Dataset items:
--*--
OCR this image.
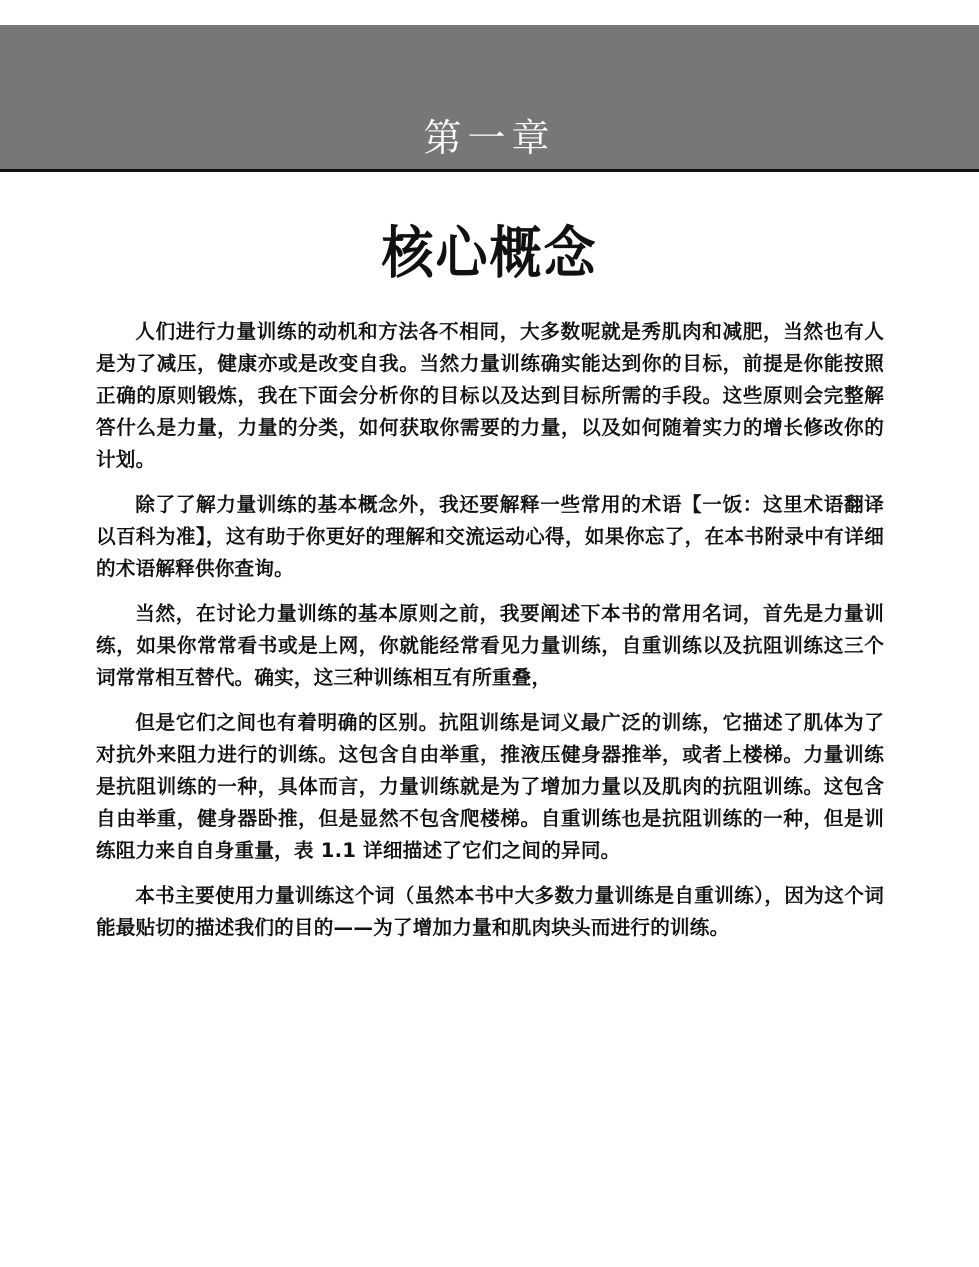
第一章
核心概念

人们进行力量训练的动机和方法各不相同，大多数呢就是秀肌肉和减肥，当然也有人是为了减压，健康亦或是改变自我。当然力量训练确实能达到你的目标，前提是你能按照正确的原则锻炼，我在下面会分析你的目标以及达到目标所需的手段。这些原则会完整解答什么是力量，力量的分类，如何获取你需要的力量，以及如何随着实力的增长修改你的计划。

除了了解力量训练的基本概念外，我还要解释一些常用的术语【一饭：这里术语翻译以百科为准】，这有助于你更好的理解和交流运动心得，如果你忘了，在本书附录中有详细的术语解释供你查询。

当然，在讨论力量训练的基本原则之前，我要阐述下本书的常用名词，首先是力量训练，如果你常常看书或是上网，你就能经常看见力量训练，自重训练以及抗阻训练这三个词常常相互替代。确实，这三种训练相互有所重叠，

但是它们之间也有着明确的区别。抗阻训练是词义最广泛的训练，它描述了肌体为了对抗外来阻力进行的训练。这包含自由举重，推液压健身器推举，或者上楼梯。力量训练是抗阻训练的一种，具体而言，力量训练就是为了增加力量以及肌肉的抗阻训练。这包含自由举重，健身器卧推，但是显然不包含爬楼梯。自重训练也是抗阻训练的一种，但是训练阻力来自自身重量，表 1.1 详细描述了它们之间的异同。

本书主要使用力量训练这个词（虽然本书中大多数力量训练是自重训练），因为这个词能最贴切的描述我们的目的——为了增加力量和肌肉块头而进行的训练。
--*--
WHAT IS EXPECTED: Return all of the entries exactly as written, but drop any pictures they hold.

SOLUTION FOR THIS PROBLEM:
OCR this image.
第一章
核心概念

人们进行力量训练的动机和方法各不相同，大多数呢就是秀肌肉和减肥，当然也有人是为了减压，健康亦或是改变自我。当然力量训练确实能达到你的目标，前提是你能按照正确的原则锻炼，我在下面会分析你的目标以及达到目标所需的手段。这些原则会完整解答什么是力量，力量的分类，如何获取你需要的力量，以及如何随着实力的增长修改你的计划。

除了了解力量训练的基本概念外，我还要解释一些常用的术语【一饭：这里术语翻译以百科为准】，这有助于你更好的理解和交流运动心得，如果你忘了，在本书附录中有详细的术语解释供你查询。

当然，在讨论力量训练的基本原则之前，我要阐述下本书的常用名词，首先是力量训练，如果你常常看书或是上网，你就能经常看见力量训练，自重训练以及抗阻训练这三个词常常相互替代。确实，这三种训练相互有所重叠，

但是它们之间也有着明确的区别。抗阻训练是词义最广泛的训练，它描述了肌体为了对抗外来阻力进行的训练。这包含自由举重，推液压健身器推举，或者上楼梯。力量训练是抗阻训练的一种，具体而言，力量训练就是为了增加力量以及肌肉的抗阻训练。这包含自由举重，健身器卧推，但是显然不包含爬楼梯。自重训练也是抗阻训练的一种，但是训练阻力来自自身重量，表 1.1 详细描述了它们之间的异同。

本书主要使用力量训练这个词（虽然本书中大多数力量训练是自重训练），因为这个词能最贴切的描述我们的目的——为了增加力量和肌肉块头而进行的训练。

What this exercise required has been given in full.